Give again, word for word, only the lines from the one containing "Extract all readable text from this page." through the final line.

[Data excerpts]
══════════════════════════════
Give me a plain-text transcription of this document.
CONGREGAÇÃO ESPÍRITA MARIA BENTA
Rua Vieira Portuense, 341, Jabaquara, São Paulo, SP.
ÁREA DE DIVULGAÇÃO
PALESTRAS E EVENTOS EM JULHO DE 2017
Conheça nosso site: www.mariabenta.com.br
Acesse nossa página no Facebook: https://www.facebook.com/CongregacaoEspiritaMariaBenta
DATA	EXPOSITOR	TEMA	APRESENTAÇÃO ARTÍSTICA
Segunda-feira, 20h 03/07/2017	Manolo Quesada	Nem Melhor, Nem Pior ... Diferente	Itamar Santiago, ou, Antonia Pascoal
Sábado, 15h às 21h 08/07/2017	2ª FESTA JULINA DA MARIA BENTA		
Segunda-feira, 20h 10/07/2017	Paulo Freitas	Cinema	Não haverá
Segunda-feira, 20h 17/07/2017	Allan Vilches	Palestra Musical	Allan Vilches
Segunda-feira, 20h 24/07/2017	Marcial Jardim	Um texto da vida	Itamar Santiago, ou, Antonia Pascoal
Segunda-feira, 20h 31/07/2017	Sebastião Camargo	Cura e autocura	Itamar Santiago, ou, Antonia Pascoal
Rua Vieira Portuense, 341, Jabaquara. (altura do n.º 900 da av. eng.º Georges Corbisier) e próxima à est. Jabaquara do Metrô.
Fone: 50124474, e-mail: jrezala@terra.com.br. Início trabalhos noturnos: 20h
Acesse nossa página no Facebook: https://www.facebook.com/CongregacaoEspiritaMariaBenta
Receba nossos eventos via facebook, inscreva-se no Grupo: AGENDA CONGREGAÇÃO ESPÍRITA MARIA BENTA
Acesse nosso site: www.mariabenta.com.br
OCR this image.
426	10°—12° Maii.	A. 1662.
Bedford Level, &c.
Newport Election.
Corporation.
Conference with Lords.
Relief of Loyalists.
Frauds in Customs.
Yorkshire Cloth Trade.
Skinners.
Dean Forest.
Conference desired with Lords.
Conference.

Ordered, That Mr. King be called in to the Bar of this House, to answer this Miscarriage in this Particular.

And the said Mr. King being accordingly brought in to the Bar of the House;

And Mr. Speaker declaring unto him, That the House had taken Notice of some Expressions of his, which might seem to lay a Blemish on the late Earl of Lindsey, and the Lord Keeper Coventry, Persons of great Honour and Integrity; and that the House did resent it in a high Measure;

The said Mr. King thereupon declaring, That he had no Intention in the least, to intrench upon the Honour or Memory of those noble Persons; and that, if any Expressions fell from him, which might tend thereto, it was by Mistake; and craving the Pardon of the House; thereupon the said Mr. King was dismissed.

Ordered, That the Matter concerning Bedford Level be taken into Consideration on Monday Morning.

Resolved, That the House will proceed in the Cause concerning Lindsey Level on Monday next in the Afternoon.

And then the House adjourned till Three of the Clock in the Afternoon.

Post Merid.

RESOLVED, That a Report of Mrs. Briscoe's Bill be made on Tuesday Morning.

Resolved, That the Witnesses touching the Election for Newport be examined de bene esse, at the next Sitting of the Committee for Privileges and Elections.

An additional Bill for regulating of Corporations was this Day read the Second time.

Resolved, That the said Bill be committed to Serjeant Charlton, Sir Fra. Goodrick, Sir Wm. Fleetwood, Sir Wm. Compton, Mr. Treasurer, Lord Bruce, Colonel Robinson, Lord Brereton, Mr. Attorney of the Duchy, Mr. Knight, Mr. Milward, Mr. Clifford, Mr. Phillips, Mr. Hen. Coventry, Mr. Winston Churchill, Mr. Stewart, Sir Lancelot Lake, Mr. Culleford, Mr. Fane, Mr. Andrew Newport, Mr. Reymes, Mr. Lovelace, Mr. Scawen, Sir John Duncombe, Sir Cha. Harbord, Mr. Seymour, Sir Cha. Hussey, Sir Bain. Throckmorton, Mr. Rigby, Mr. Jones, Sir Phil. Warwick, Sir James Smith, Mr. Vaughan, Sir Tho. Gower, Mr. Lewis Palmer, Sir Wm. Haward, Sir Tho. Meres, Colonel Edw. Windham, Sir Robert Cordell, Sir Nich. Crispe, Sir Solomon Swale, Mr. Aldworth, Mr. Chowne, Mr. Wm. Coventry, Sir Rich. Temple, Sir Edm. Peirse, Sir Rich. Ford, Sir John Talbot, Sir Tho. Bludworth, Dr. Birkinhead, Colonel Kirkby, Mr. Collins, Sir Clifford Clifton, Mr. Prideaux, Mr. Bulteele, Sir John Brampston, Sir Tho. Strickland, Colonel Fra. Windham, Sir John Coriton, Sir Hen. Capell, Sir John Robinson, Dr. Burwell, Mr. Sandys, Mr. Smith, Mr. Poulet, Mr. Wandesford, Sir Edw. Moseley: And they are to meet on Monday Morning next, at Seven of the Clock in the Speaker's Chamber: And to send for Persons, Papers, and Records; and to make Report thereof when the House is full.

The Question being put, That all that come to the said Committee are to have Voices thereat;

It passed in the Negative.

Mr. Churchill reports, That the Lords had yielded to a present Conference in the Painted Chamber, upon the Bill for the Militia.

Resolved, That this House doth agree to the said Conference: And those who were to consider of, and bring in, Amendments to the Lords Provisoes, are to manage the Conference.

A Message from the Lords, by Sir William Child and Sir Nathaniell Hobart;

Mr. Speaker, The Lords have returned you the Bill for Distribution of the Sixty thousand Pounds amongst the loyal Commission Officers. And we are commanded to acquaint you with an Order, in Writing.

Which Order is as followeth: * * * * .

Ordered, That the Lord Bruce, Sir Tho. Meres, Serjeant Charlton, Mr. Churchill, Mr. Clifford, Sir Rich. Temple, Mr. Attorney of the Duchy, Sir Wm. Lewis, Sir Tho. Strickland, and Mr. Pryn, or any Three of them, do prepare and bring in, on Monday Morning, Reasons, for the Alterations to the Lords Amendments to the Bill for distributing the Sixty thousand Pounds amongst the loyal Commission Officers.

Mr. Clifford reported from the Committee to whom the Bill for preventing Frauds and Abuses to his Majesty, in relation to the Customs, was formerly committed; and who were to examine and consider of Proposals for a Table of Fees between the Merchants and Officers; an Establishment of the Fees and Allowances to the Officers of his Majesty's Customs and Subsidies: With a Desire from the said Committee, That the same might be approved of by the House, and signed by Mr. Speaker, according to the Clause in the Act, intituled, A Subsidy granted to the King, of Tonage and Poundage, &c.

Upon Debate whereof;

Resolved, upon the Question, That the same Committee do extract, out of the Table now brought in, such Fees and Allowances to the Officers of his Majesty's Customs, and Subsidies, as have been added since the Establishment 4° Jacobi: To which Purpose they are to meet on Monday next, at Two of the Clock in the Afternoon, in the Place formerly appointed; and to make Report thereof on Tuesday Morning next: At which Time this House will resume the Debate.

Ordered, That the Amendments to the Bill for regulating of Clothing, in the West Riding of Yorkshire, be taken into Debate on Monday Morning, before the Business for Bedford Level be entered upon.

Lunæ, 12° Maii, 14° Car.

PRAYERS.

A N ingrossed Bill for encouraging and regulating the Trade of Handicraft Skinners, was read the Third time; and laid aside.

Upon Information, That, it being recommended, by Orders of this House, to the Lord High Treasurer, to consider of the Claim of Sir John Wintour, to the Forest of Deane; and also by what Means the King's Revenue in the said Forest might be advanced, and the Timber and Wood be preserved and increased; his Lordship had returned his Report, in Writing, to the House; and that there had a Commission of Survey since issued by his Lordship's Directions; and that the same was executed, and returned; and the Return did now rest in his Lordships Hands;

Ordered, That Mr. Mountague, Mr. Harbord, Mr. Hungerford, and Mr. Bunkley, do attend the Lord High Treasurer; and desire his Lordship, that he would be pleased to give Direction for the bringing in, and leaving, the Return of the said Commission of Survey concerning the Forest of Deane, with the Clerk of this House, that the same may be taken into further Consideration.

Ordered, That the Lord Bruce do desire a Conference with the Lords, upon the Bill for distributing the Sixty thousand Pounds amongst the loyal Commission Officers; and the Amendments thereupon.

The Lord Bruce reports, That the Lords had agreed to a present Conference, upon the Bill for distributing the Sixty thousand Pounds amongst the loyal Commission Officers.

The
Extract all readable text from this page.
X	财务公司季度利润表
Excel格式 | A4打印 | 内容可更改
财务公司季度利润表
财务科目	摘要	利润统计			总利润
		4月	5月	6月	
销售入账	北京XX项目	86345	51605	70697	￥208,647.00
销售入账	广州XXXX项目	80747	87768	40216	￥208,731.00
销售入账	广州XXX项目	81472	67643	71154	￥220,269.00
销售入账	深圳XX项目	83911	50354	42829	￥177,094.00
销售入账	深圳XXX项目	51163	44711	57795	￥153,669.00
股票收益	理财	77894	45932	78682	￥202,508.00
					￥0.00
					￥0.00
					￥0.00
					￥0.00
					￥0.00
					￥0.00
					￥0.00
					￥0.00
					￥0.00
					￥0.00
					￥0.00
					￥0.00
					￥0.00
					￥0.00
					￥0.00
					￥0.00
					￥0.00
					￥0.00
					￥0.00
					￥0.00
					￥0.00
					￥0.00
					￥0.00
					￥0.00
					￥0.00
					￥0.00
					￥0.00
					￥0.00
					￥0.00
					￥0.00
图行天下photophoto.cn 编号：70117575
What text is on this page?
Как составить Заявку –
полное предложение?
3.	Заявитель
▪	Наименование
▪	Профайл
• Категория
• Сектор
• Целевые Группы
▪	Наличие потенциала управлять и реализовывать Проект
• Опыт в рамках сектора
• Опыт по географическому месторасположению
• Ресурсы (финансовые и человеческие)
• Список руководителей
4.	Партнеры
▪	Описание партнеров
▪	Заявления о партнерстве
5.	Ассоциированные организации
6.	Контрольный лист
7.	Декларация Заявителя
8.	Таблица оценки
══════════════════════════════
## RESULT OF THE EXERCISE
Extract all readable text from this page.
X	财务公司季度利润表
Excel格式 | A4打印 | 内容可更改
财务公司季度利润表
财务科目	摘要	利润统计			总利润
		4月	5月	6月	
销售入账	北京XX项目	86345	51605	70697	￥208,647.00
销售入账	广州XXXX项目	80747	87768	40216	￥208,731.00
销售入账	广州XXX项目	81472	67643	71154	￥220,269.00
销售入账	深圳XX项目	83911	50354	42829	￥177,094.00
销售入账	深圳XXX项目	51163	44711	57795	￥153,669.00
股票收益	理财	77894	45932	78682	￥202,508.00
					￥0.00
					￥0.00
					￥0.00
					￥0.00
					￥0.00
					￥0.00
					￥0.00
					￥0.00
					￥0.00
					￥0.00
					￥0.00
					￥0.00
					￥0.00
					￥0.00
					￥0.00
					￥0.00
					￥0.00
					￥0.00
					￥0.00
					￥0.00
					￥0.00
					￥0.00
					￥0.00
					￥0.00
					￥0.00
					￥0.00
					￥0.00
					￥0.00
					￥0.00
					￥0.00
图行天下photophoto.cn 编号：70117575
What text is on this page?
Как составить Заявку –
полное предложение?
3.	Заявитель
▪	Наименование
▪	Профайл
• Категория
• Сектор
• Целевые Группы
▪	Наличие потенциала управлять и реализовывать Проект
• Опыт в рамках сектора
• Опыт по географическому месторасположению
• Ресурсы (финансовые и человеческие)
• Список руководителей
4.	Партнеры
▪	Описание партнеров
▪	Заявления о партнерстве
5.	Ассоциированные организации
6.	Контрольный лист
7.	Декларация Заявителя
8.	Таблица оценки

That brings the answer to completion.